__What is being asked__
The response must contain every line of the records that follow, duplicated exactly.
--*--
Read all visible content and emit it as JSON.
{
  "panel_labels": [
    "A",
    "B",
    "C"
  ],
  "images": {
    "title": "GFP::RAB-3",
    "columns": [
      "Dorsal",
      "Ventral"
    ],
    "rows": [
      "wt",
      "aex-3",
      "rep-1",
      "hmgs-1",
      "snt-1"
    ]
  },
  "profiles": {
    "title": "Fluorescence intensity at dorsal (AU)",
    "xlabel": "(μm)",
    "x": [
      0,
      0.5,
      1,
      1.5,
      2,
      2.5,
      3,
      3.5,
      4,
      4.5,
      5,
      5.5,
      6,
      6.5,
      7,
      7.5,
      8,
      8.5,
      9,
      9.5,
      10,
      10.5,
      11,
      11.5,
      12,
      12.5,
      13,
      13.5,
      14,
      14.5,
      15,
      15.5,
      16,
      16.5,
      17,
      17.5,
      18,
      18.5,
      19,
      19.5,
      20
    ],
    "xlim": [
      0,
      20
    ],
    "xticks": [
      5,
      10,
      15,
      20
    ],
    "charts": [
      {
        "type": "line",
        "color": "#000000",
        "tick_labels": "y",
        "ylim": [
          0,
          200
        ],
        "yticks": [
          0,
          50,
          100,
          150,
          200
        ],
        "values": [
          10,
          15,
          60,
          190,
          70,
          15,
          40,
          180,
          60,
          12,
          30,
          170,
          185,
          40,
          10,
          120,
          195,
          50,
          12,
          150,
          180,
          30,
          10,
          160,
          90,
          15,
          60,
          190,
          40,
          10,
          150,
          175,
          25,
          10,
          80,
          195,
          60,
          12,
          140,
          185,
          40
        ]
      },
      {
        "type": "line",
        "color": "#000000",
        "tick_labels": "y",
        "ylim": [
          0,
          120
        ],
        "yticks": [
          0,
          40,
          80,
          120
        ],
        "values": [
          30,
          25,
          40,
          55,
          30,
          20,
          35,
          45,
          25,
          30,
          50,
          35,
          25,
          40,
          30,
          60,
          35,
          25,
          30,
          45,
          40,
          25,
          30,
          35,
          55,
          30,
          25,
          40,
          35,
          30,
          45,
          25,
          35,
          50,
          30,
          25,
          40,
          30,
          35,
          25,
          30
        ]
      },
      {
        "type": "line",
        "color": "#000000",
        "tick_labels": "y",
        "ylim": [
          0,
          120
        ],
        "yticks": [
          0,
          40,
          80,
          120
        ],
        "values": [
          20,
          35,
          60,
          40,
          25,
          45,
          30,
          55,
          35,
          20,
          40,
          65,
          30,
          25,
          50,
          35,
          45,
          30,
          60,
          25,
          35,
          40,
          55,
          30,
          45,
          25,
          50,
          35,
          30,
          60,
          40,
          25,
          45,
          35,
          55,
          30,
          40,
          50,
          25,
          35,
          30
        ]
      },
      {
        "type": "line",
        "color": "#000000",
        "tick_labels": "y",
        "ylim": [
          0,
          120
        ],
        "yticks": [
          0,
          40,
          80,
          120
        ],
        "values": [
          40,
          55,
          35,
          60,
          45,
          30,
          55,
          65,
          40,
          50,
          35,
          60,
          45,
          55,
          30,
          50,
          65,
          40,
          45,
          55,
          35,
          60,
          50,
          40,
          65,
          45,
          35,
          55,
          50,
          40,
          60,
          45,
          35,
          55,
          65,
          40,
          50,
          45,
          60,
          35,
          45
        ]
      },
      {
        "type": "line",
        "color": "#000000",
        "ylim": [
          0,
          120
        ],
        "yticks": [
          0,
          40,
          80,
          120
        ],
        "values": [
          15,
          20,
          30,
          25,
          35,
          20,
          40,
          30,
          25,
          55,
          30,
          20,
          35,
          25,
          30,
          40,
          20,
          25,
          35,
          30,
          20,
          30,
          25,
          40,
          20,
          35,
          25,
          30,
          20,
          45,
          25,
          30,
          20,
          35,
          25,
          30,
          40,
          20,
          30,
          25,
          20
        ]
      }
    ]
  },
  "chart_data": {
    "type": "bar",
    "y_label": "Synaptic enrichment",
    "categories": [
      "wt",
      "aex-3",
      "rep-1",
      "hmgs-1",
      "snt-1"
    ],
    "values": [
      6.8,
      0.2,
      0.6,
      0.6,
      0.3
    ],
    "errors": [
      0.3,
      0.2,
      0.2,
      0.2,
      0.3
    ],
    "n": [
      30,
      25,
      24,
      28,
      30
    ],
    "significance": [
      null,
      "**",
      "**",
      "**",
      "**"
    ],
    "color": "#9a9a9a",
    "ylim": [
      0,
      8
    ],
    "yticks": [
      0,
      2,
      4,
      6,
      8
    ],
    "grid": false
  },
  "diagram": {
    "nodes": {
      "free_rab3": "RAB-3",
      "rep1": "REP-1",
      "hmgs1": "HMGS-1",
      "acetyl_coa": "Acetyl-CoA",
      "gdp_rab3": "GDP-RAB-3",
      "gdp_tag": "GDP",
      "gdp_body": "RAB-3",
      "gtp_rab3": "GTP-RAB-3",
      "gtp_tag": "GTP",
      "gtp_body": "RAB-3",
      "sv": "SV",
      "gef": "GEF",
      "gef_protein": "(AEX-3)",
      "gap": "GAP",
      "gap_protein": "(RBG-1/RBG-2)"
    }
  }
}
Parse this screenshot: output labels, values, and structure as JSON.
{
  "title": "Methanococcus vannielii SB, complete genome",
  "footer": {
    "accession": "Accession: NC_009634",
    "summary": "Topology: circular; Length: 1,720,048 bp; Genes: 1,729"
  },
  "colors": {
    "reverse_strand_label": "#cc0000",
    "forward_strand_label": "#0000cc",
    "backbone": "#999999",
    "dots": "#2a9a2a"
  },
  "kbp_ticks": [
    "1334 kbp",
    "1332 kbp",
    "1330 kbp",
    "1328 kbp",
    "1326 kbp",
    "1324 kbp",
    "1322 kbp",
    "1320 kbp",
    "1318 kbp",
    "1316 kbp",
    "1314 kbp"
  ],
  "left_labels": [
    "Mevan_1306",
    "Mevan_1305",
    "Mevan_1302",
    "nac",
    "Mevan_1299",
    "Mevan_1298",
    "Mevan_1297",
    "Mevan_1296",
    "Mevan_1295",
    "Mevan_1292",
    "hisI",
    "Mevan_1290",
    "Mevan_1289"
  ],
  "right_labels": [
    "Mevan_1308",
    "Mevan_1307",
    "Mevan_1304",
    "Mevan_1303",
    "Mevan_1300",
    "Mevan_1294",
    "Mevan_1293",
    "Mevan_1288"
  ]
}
--*--
__Exercise solution__
Read all visible content and emit it as JSON.
{
  "panel_labels": [
    "A",
    "B",
    "C"
  ],
  "images": {
    "title": "GFP::RAB-3",
    "columns": [
      "Dorsal",
      "Ventral"
    ],
    "rows": [
      "wt",
      "aex-3",
      "rep-1",
      "hmgs-1",
      "snt-1"
    ]
  },
  "profiles": {
    "title": "Fluorescence intensity at dorsal (AU)",
    "xlabel": "(μm)",
    "x": [
      0,
      0.5,
      1,
      1.5,
      2,
      2.5,
      3,
      3.5,
      4,
      4.5,
      5,
      5.5,
      6,
      6.5,
      7,
      7.5,
      8,
      8.5,
      9,
      9.5,
      10,
      10.5,
      11,
      11.5,
      12,
      12.5,
      13,
      13.5,
      14,
      14.5,
      15,
      15.5,
      16,
      16.5,
      17,
      17.5,
      18,
      18.5,
      19,
      19.5,
      20
    ],
    "xlim": [
      0,
      20
    ],
    "xticks": [
      5,
      10,
      15,
      20
    ],
    "charts": [
      {
        "type": "line",
        "color": "#000000",
        "tick_labels": "y",
        "ylim": [
          0,
          200
        ],
        "yticks": [
          0,
          50,
          100,
          150,
          200
        ],
        "values": [
          10,
          15,
          60,
          190,
          70,
          15,
          40,
          180,
          60,
          12,
          30,
          170,
          185,
          40,
          10,
          120,
          195,
          50,
          12,
          150,
          180,
          30,
          10,
          160,
          90,
          15,
          60,
          190,
          40,
          10,
          150,
          175,
          25,
          10,
          80,
          195,
          60,
          12,
          140,
          185,
          40
        ]
      },
      {
        "type": "line",
        "color": "#000000",
        "tick_labels": "y",
        "ylim": [
          0,
          120
        ],
        "yticks": [
          0,
          40,
          80,
          120
        ],
        "values": [
          30,
          25,
          40,
          55,
          30,
          20,
          35,
          45,
          25,
          30,
          50,
          35,
          25,
          40,
          30,
          60,
          35,
          25,
          30,
          45,
          40,
          25,
          30,
          35,
          55,
          30,
          25,
          40,
          35,
          30,
          45,
          25,
          35,
          50,
          30,
          25,
          40,
          30,
          35,
          25,
          30
        ]
      },
      {
        "type": "line",
        "color": "#000000",
        "tick_labels": "y",
        "ylim": [
          0,
          120
        ],
        "yticks": [
          0,
          40,
          80,
          120
        ],
        "values": [
          20,
          35,
          60,
          40,
          25,
          45,
          30,
          55,
          35,
          20,
          40,
          65,
          30,
          25,
          50,
          35,
          45,
          30,
          60,
          25,
          35,
          40,
          55,
          30,
          45,
          25,
          50,
          35,
          30,
          60,
          40,
          25,
          45,
          35,
          55,
          30,
          40,
          50,
          25,
          35,
          30
        ]
      },
      {
        "type": "line",
        "color": "#000000",
        "tick_labels": "y",
        "ylim": [
          0,
          120
        ],
        "yticks": [
          0,
          40,
          80,
          120
        ],
        "values": [
          40,
          55,
          35,
          60,
          45,
          30,
          55,
          65,
          40,
          50,
          35,
          60,
          45,
          55,
          30,
          50,
          65,
          40,
          45,
          55,
          35,
          60,
          50,
          40,
          65,
          45,
          35,
          55,
          50,
          40,
          60,
          45,
          35,
          55,
          65,
          40,
          50,
          45,
          60,
          35,
          45
        ]
      },
      {
        "type": "line",
        "color": "#000000",
        "ylim": [
          0,
          120
        ],
        "yticks": [
          0,
          40,
          80,
          120
        ],
        "values": [
          15,
          20,
          30,
          25,
          35,
          20,
          40,
          30,
          25,
          55,
          30,
          20,
          35,
          25,
          30,
          40,
          20,
          25,
          35,
          30,
          20,
          30,
          25,
          40,
          20,
          35,
          25,
          30,
          20,
          45,
          25,
          30,
          20,
          35,
          25,
          30,
          40,
          20,
          30,
          25,
          20
        ]
      }
    ]
  },
  "chart_data": {
    "type": "bar",
    "y_label": "Synaptic enrichment",
    "categories": [
      "wt",
      "aex-3",
      "rep-1",
      "hmgs-1",
      "snt-1"
    ],
    "values": [
      6.8,
      0.2,
      0.6,
      0.6,
      0.3
    ],
    "errors": [
      0.3,
      0.2,
      0.2,
      0.2,
      0.3
    ],
    "n": [
      30,
      25,
      24,
      28,
      30
    ],
    "significance": [
      null,
      "**",
      "**",
      "**",
      "**"
    ],
    "color": "#9a9a9a",
    "ylim": [
      0,
      8
    ],
    "yticks": [
      0,
      2,
      4,
      6,
      8
    ],
    "grid": false
  },
  "diagram": {
    "nodes": {
      "free_rab3": "RAB-3",
      "rep1": "REP-1",
      "hmgs1": "HMGS-1",
      "acetyl_coa": "Acetyl-CoA",
      "gdp_rab3": "GDP-RAB-3",
      "gdp_tag": "GDP",
      "gdp_body": "RAB-3",
      "gtp_rab3": "GTP-RAB-3",
      "gtp_tag": "GTP",
      "gtp_body": "RAB-3",
      "sv": "SV",
      "gef": "GEF",
      "gef_protein": "(AEX-3)",
      "gap": "GAP",
      "gap_protein": "(RBG-1/RBG-2)"
    }
  }
}
Parse this screenshot: output labels, values, and structure as JSON.
{
  "title": "Methanococcus vannielii SB, complete genome",
  "footer": {
    "accession": "Accession: NC_009634",
    "summary": "Topology: circular; Length: 1,720,048 bp; Genes: 1,729"
  },
  "colors": {
    "reverse_strand_label": "#cc0000",
    "forward_strand_label": "#0000cc",
    "backbone": "#999999",
    "dots": "#2a9a2a"
  },
  "kbp_ticks": [
    "1334 kbp",
    "1332 kbp",
    "1330 kbp",
    "1328 kbp",
    "1326 kbp",
    "1324 kbp",
    "1322 kbp",
    "1320 kbp",
    "1318 kbp",
    "1316 kbp",
    "1314 kbp"
  ],
  "left_labels": [
    "Mevan_1306",
    "Mevan_1305",
    "Mevan_1302",
    "nac",
    "Mevan_1299",
    "Mevan_1298",
    "Mevan_1297",
    "Mevan_1296",
    "Mevan_1295",
    "Mevan_1292",
    "hisI",
    "Mevan_1290",
    "Mevan_1289"
  ],
  "right_labels": [
    "Mevan_1308",
    "Mevan_1307",
    "Mevan_1304",
    "Mevan_1303",
    "Mevan_1300",
    "Mevan_1294",
    "Mevan_1293",
    "Mevan_1288"
  ]
}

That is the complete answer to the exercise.